> _Goal of the exercise_
All of the material below is to be retyped exactly.
# Start of Information shown
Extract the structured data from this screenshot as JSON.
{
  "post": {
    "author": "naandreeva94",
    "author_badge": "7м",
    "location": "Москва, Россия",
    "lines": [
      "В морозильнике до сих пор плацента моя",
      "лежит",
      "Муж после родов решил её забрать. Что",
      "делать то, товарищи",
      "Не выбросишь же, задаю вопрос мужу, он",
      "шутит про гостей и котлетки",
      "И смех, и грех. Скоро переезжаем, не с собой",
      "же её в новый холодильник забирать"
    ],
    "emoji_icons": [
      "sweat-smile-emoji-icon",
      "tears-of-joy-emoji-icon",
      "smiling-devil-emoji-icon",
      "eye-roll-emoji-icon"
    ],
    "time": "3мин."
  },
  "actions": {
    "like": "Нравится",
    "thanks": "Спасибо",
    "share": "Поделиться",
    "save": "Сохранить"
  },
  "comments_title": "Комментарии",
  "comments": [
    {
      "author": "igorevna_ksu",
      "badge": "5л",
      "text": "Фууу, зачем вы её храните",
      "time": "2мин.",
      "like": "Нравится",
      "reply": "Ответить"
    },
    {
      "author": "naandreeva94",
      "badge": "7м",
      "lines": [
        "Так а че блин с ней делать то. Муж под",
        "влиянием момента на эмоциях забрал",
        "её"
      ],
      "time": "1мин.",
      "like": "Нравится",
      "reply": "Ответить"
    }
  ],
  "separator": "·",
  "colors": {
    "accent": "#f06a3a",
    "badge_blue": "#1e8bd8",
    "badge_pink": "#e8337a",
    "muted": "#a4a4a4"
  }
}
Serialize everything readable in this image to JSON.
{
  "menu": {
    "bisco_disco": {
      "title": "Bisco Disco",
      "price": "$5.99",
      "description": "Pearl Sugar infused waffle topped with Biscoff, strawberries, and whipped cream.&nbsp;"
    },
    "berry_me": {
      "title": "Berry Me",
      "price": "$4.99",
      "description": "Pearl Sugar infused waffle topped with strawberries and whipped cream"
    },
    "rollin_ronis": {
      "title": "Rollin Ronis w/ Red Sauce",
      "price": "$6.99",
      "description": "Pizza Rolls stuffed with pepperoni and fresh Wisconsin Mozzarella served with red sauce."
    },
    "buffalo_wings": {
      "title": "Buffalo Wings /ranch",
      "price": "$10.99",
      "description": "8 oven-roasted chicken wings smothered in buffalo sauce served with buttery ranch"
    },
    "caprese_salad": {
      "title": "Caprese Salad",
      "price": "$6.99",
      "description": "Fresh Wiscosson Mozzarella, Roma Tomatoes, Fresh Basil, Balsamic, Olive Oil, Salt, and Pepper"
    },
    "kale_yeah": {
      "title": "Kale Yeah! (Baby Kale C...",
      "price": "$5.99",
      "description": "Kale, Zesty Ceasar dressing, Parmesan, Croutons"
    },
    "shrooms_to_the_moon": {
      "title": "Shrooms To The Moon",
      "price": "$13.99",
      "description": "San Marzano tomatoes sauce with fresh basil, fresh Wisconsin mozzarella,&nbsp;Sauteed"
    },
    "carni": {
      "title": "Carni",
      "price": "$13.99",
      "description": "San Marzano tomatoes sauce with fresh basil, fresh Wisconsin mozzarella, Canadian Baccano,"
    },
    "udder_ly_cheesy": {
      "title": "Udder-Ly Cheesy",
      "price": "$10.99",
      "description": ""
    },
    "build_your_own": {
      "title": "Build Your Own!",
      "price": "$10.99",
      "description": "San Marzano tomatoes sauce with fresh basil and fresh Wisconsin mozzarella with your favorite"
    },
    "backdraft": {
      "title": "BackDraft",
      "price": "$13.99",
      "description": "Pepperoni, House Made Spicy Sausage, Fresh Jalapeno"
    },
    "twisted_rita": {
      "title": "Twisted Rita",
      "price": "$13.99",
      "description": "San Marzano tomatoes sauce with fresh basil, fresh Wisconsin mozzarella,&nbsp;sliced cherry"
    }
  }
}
# End of Information shown
> _Solution below_
Extract the structured data from this screenshot as JSON.
{
  "post": {
    "author": "naandreeva94",
    "author_badge": "7м",
    "location": "Москва, Россия",
    "lines": [
      "В морозильнике до сих пор плацента моя",
      "лежит",
      "Муж после родов решил её забрать. Что",
      "делать то, товарищи",
      "Не выбросишь же, задаю вопрос мужу, он",
      "шутит про гостей и котлетки",
      "И смех, и грех. Скоро переезжаем, не с собой",
      "же её в новый холодильник забирать"
    ],
    "emoji_icons": [
      "sweat-smile-emoji-icon",
      "tears-of-joy-emoji-icon",
      "smiling-devil-emoji-icon",
      "eye-roll-emoji-icon"
    ],
    "time": "3мин."
  },
  "actions": {
    "like": "Нравится",
    "thanks": "Спасибо",
    "share": "Поделиться",
    "save": "Сохранить"
  },
  "comments_title": "Комментарии",
  "comments": [
    {
      "author": "igorevna_ksu",
      "badge": "5л",
      "text": "Фууу, зачем вы её храните",
      "time": "2мин.",
      "like": "Нравится",
      "reply": "Ответить"
    },
    {
      "author": "naandreeva94",
      "badge": "7м",
      "lines": [
        "Так а че блин с ней делать то. Муж под",
        "влиянием момента на эмоциях забрал",
        "её"
      ],
      "time": "1мин.",
      "like": "Нравится",
      "reply": "Ответить"
    }
  ],
  "separator": "·",
  "colors": {
    "accent": "#f06a3a",
    "badge_blue": "#1e8bd8",
    "badge_pink": "#e8337a",
    "muted": "#a4a4a4"
  }
}
Serialize everything readable in this image to JSON.
{
  "menu": {
    "bisco_disco": {
      "title": "Bisco Disco",
      "price": "$5.99",
      "description": "Pearl Sugar infused waffle topped with Biscoff, strawberries, and whipped cream.&nbsp;"
    },
    "berry_me": {
      "title": "Berry Me",
      "price": "$4.99",
      "description": "Pearl Sugar infused waffle topped with strawberries and whipped cream"
    },
    "rollin_ronis": {
      "title": "Rollin Ronis w/ Red Sauce",
      "price": "$6.99",
      "description": "Pizza Rolls stuffed with pepperoni and fresh Wisconsin Mozzarella served with red sauce."
    },
    "buffalo_wings": {
      "title": "Buffalo Wings /ranch",
      "price": "$10.99",
      "description": "8 oven-roasted chicken wings smothered in buffalo sauce served with buttery ranch"
    },
    "caprese_salad": {
      "title": "Caprese Salad",
      "price": "$6.99",
      "description": "Fresh Wiscosson Mozzarella, Roma Tomatoes, Fresh Basil, Balsamic, Olive Oil, Salt, and Pepper"
    },
    "kale_yeah": {
      "title": "Kale Yeah! (Baby Kale C...",
      "price": "$5.99",
      "description": "Kale, Zesty Ceasar dressing, Parmesan, Croutons"
    },
    "shrooms_to_the_moon": {
      "title": "Shrooms To The Moon",
      "price": "$13.99",
      "description": "San Marzano tomatoes sauce with fresh basil, fresh Wisconsin mozzarella,&nbsp;Sauteed"
    },
    "carni": {
      "title": "Carni",
      "price": "$13.99",
      "description": "San Marzano tomatoes sauce with fresh basil, fresh Wisconsin mozzarella, Canadian Baccano,"
    },
    "udder_ly_cheesy": {
      "title": "Udder-Ly Cheesy",
      "price": "$10.99",
      "description": ""
    },
    "build_your_own": {
      "title": "Build Your Own!",
      "price": "$10.99",
      "description": "San Marzano tomatoes sauce with fresh basil and fresh Wisconsin mozzarella with your favorite"
    },
    "backdraft": {
      "title": "BackDraft",
      "price": "$13.99",
      "description": "Pepperoni, House Made Spicy Sausage, Fresh Jalapeno"
    },
    "twisted_rita": {
      "title": "Twisted Rita",
      "price": "$13.99",
      "description": "San Marzano tomatoes sauce with fresh basil, fresh Wisconsin mozzarella,&nbsp;sliced cherry"
    }
  }
}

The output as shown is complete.